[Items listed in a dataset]
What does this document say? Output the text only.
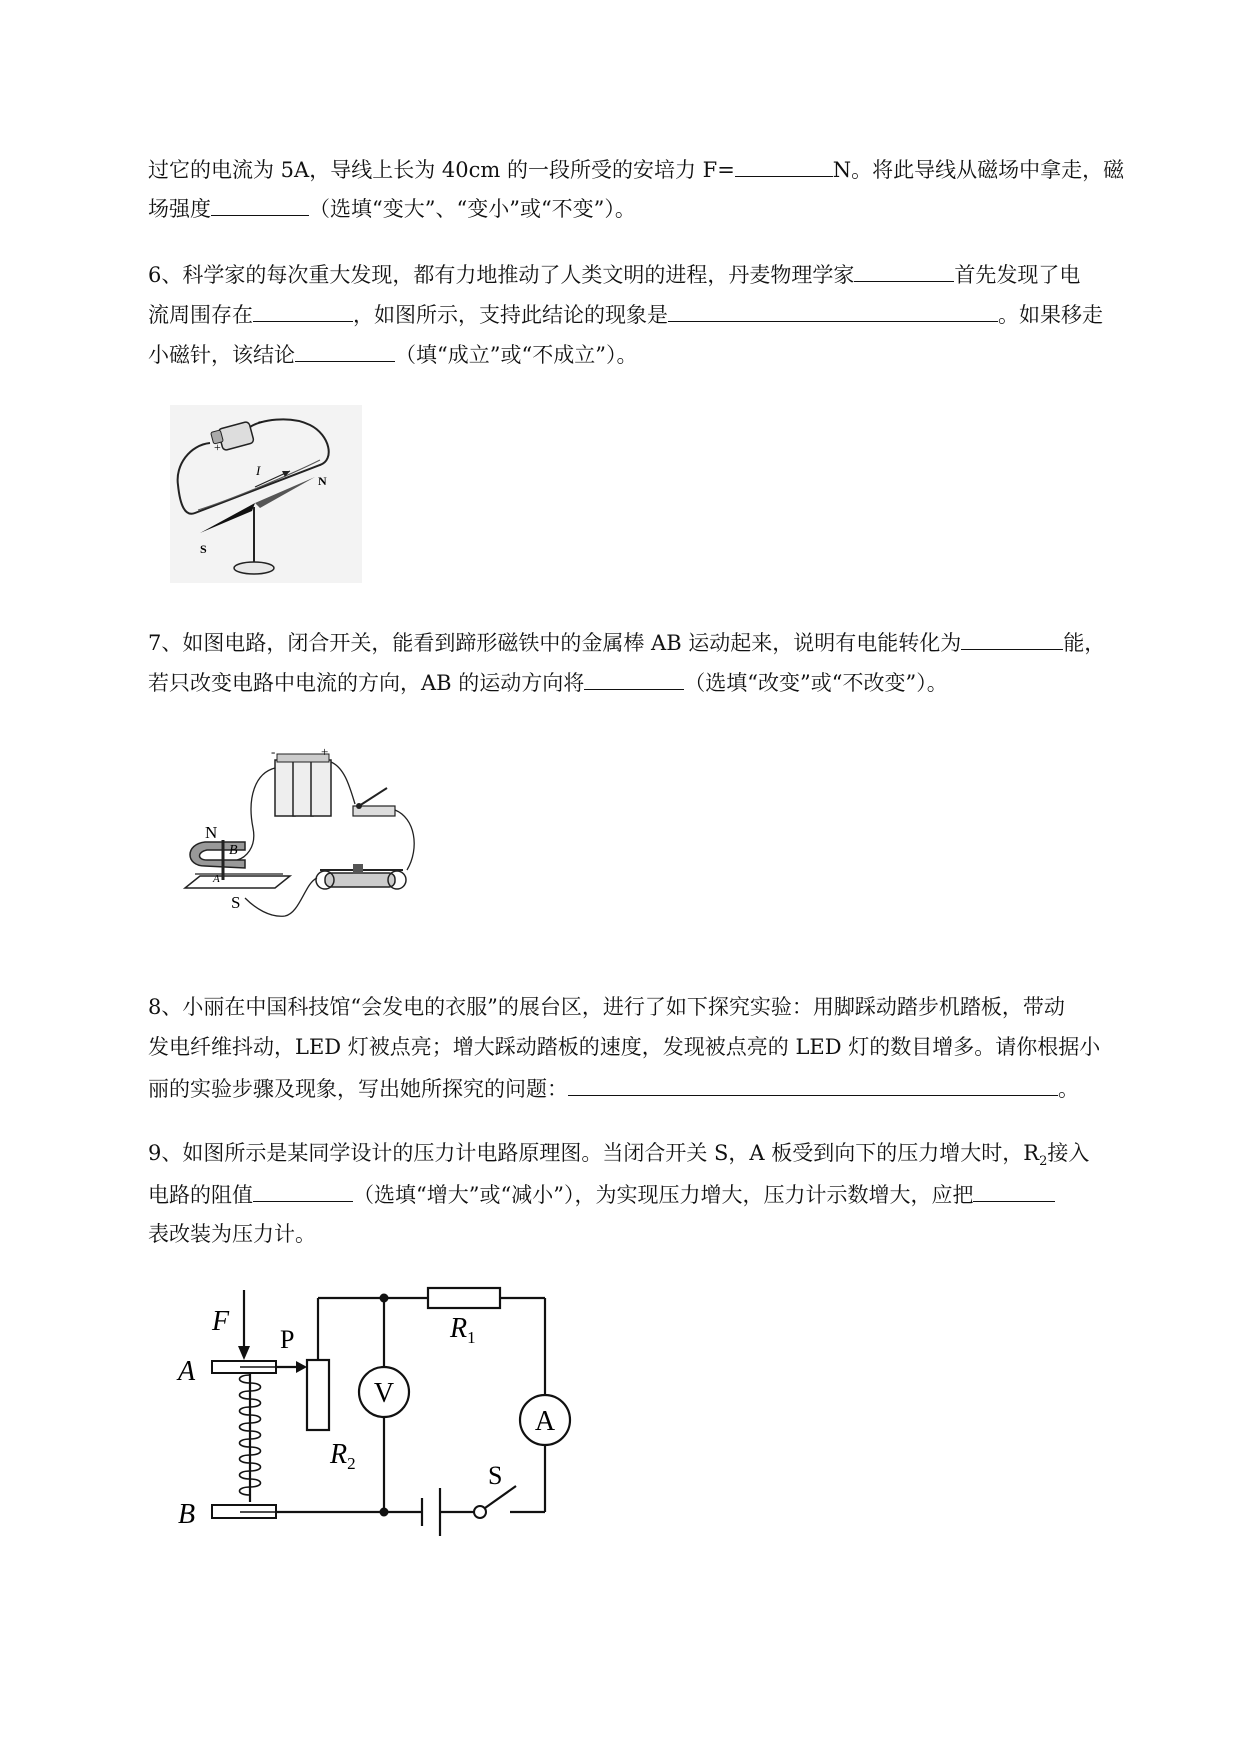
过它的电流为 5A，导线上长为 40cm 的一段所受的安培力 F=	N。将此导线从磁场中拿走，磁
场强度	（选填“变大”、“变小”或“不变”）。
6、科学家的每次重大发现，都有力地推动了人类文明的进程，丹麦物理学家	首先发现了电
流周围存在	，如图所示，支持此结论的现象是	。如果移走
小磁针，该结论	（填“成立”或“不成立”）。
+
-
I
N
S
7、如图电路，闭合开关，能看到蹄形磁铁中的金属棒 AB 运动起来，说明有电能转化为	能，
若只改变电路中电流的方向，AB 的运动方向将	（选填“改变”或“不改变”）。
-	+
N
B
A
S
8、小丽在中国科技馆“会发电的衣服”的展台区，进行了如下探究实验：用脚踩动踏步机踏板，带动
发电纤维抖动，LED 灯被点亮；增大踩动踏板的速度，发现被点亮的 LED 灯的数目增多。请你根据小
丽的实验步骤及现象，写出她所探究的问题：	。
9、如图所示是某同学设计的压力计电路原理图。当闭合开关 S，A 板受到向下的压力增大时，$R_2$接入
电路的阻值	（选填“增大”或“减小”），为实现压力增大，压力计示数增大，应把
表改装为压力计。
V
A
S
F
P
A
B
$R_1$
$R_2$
...
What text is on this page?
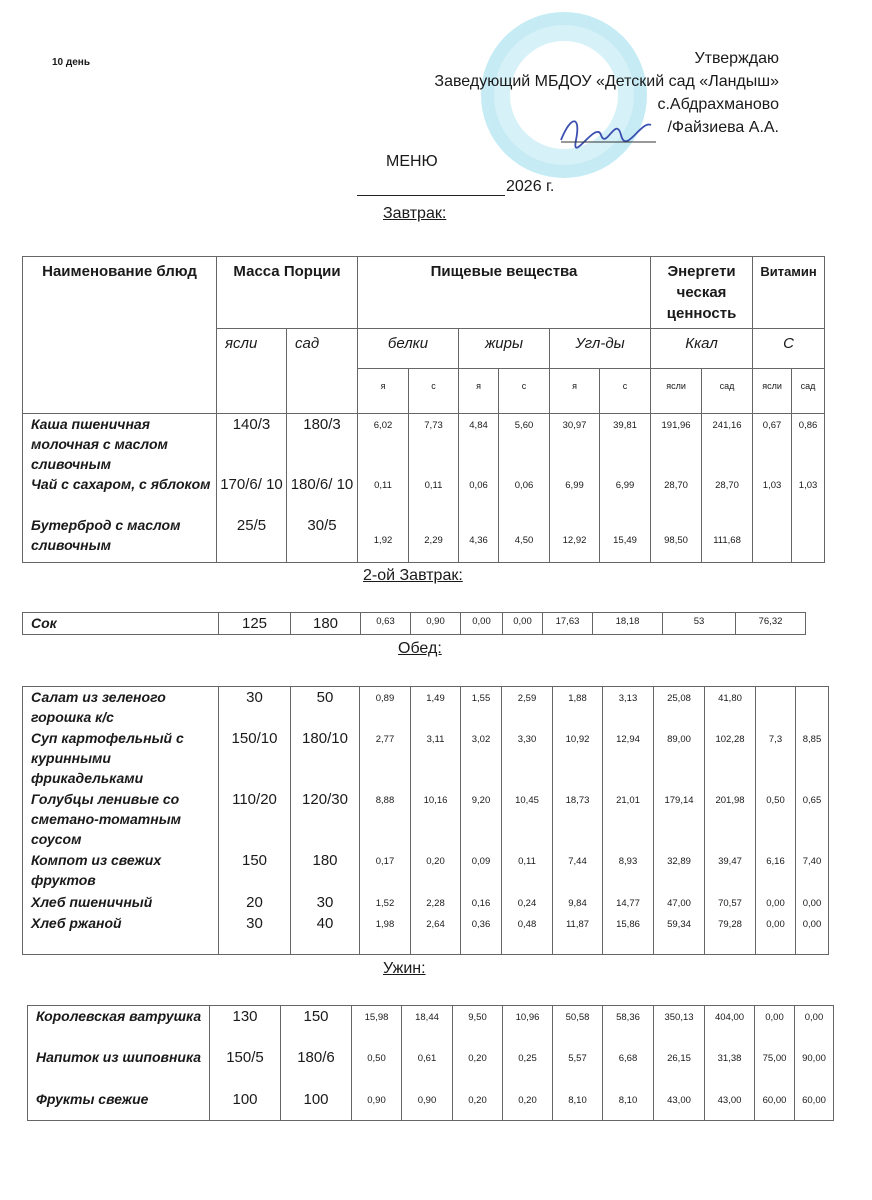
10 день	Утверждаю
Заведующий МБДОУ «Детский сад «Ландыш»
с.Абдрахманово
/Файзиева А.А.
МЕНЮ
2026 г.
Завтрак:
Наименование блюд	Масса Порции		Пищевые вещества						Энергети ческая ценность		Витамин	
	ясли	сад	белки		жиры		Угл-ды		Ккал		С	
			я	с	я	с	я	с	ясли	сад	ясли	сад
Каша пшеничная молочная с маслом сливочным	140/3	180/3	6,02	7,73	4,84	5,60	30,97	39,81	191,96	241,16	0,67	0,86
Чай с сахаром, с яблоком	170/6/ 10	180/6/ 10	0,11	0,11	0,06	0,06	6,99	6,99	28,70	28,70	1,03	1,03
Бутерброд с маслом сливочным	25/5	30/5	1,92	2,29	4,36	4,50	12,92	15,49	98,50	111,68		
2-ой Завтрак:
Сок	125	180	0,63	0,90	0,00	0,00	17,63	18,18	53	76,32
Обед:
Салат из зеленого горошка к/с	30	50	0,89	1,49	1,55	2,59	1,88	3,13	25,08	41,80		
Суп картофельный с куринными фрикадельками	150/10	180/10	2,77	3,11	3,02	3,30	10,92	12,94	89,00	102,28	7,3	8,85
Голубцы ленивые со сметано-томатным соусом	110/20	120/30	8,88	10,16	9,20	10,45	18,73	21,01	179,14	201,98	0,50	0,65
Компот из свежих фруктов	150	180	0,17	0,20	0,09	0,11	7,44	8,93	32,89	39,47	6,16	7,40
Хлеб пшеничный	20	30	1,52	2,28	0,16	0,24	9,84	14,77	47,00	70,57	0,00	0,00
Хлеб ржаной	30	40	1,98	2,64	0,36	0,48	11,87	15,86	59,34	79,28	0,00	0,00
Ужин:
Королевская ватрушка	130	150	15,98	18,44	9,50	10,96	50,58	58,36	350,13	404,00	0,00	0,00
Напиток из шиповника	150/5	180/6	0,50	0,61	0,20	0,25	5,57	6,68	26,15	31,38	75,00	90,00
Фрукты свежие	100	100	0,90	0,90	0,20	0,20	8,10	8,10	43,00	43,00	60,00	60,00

**TASK BRIEF:**
Where a line of the material above holds the string "сливочным", copy that line.

**SOLUTION TO THE EXERCISE:**
Каша пшеничная молочная с маслом сливочным	140/3	180/3	6,02	7,73	4,84	5,60	30,97	39,81	191,96	241,16	0,67	0,86
Бутерброд с маслом сливочным	25/5	30/5	1,92	2,29	4,36	4,50	12,92	15,49	98,50	111,68		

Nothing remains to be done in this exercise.